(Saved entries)
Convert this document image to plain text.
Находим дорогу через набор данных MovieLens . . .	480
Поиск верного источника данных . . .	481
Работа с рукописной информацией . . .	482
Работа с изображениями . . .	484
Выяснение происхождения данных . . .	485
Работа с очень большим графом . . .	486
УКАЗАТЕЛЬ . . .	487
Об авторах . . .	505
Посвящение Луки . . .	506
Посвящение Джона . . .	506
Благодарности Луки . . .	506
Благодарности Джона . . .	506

- Aim of the task:
Say, as a single number and nothing more, how many lines of the entries contain the word "данных".

- Output for this task:
3